Saved data entries
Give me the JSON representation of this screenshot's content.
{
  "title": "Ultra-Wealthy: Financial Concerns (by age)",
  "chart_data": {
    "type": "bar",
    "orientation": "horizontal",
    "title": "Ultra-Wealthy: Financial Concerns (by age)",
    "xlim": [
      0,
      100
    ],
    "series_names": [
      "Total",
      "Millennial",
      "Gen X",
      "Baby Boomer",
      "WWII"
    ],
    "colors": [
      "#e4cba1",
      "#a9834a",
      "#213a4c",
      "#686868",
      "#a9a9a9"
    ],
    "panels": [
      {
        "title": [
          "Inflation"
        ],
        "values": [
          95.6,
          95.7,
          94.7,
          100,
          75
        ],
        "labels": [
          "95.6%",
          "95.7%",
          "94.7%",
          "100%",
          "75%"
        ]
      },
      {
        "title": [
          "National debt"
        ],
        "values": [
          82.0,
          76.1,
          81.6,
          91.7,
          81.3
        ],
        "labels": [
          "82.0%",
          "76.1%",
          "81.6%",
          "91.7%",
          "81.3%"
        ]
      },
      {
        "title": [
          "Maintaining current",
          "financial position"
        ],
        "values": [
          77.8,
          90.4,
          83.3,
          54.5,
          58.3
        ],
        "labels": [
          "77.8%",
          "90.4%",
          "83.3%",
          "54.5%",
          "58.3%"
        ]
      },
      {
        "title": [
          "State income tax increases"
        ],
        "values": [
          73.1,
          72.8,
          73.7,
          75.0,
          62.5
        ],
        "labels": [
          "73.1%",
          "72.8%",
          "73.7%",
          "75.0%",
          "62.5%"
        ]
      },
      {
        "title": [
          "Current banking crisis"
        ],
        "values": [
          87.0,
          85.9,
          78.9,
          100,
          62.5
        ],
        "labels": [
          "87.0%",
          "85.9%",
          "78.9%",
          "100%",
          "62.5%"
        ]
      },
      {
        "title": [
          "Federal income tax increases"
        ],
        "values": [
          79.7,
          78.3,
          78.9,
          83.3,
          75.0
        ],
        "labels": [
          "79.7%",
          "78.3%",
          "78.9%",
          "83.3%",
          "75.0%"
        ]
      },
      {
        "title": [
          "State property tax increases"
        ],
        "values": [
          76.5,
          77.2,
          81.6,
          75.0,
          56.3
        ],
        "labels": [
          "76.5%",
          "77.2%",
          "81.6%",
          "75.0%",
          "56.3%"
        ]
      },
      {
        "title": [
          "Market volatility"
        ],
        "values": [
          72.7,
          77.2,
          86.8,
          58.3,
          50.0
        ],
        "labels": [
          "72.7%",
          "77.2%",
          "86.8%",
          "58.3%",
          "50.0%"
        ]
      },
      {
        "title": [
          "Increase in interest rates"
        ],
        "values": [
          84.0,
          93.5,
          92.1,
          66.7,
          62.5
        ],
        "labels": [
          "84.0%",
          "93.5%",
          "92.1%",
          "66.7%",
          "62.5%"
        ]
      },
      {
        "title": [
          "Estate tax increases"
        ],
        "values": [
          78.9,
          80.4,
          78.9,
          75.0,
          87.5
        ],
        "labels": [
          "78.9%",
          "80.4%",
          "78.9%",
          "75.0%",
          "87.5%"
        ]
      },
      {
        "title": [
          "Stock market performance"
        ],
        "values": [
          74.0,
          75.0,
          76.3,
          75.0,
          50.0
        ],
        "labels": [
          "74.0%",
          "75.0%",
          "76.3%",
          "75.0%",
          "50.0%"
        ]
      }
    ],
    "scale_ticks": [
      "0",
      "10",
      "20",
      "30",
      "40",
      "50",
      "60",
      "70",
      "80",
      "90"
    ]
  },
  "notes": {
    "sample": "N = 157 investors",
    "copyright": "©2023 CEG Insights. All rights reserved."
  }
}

GIVEN TASK
All of the entries above should be written out again exactly.

FINISHED EXERCISE
Give me the JSON representation of this screenshot's content.
{
  "title": "Ultra-Wealthy: Financial Concerns (by age)",
  "chart_data": {
    "type": "bar",
    "orientation": "horizontal",
    "title": "Ultra-Wealthy: Financial Concerns (by age)",
    "xlim": [
      0,
      100
    ],
    "series_names": [
      "Total",
      "Millennial",
      "Gen X",
      "Baby Boomer",
      "WWII"
    ],
    "colors": [
      "#e4cba1",
      "#a9834a",
      "#213a4c",
      "#686868",
      "#a9a9a9"
    ],
    "panels": [
      {
        "title": [
          "Inflation"
        ],
        "values": [
          95.6,
          95.7,
          94.7,
          100,
          75
        ],
        "labels": [
          "95.6%",
          "95.7%",
          "94.7%",
          "100%",
          "75%"
        ]
      },
      {
        "title": [
          "National debt"
        ],
        "values": [
          82.0,
          76.1,
          81.6,
          91.7,
          81.3
        ],
        "labels": [
          "82.0%",
          "76.1%",
          "81.6%",
          "91.7%",
          "81.3%"
        ]
      },
      {
        "title": [
          "Maintaining current",
          "financial position"
        ],
        "values": [
          77.8,
          90.4,
          83.3,
          54.5,
          58.3
        ],
        "labels": [
          "77.8%",
          "90.4%",
          "83.3%",
          "54.5%",
          "58.3%"
        ]
      },
      {
        "title": [
          "State income tax increases"
        ],
        "values": [
          73.1,
          72.8,
          73.7,
          75.0,
          62.5
        ],
        "labels": [
          "73.1%",
          "72.8%",
          "73.7%",
          "75.0%",
          "62.5%"
        ]
      },
      {
        "title": [
          "Current banking crisis"
        ],
        "values": [
          87.0,
          85.9,
          78.9,
          100,
          62.5
        ],
        "labels": [
          "87.0%",
          "85.9%",
          "78.9%",
          "100%",
          "62.5%"
        ]
      },
      {
        "title": [
          "Federal income tax increases"
        ],
        "values": [
          79.7,
          78.3,
          78.9,
          83.3,
          75.0
        ],
        "labels": [
          "79.7%",
          "78.3%",
          "78.9%",
          "83.3%",
          "75.0%"
        ]
      },
      {
        "title": [
          "State property tax increases"
        ],
        "values": [
          76.5,
          77.2,
          81.6,
          75.0,
          56.3
        ],
        "labels": [
          "76.5%",
          "77.2%",
          "81.6%",
          "75.0%",
          "56.3%"
        ]
      },
      {
        "title": [
          "Market volatility"
        ],
        "values": [
          72.7,
          77.2,
          86.8,
          58.3,
          50.0
        ],
        "labels": [
          "72.7%",
          "77.2%",
          "86.8%",
          "58.3%",
          "50.0%"
        ]
      },
      {
        "title": [
          "Increase in interest rates"
        ],
        "values": [
          84.0,
          93.5,
          92.1,
          66.7,
          62.5
        ],
        "labels": [
          "84.0%",
          "93.5%",
          "92.1%",
          "66.7%",
          "62.5%"
        ]
      },
      {
        "title": [
          "Estate tax increases"
        ],
        "values": [
          78.9,
          80.4,
          78.9,
          75.0,
          87.5
        ],
        "labels": [
          "78.9%",
          "80.4%",
          "78.9%",
          "75.0%",
          "87.5%"
        ]
      },
      {
        "title": [
          "Stock market performance"
        ],
        "values": [
          74.0,
          75.0,
          76.3,
          75.0,
          50.0
        ],
        "labels": [
          "74.0%",
          "75.0%",
          "76.3%",
          "75.0%",
          "50.0%"
        ]
      }
    ],
    "scale_ticks": [
      "0",
      "10",
      "20",
      "30",
      "40",
      "50",
      "60",
      "70",
      "80",
      "90"
    ]
  },
  "notes": {
    "sample": "N = 157 investors",
    "copyright": "©2023 CEG Insights. All rights reserved."
  }
}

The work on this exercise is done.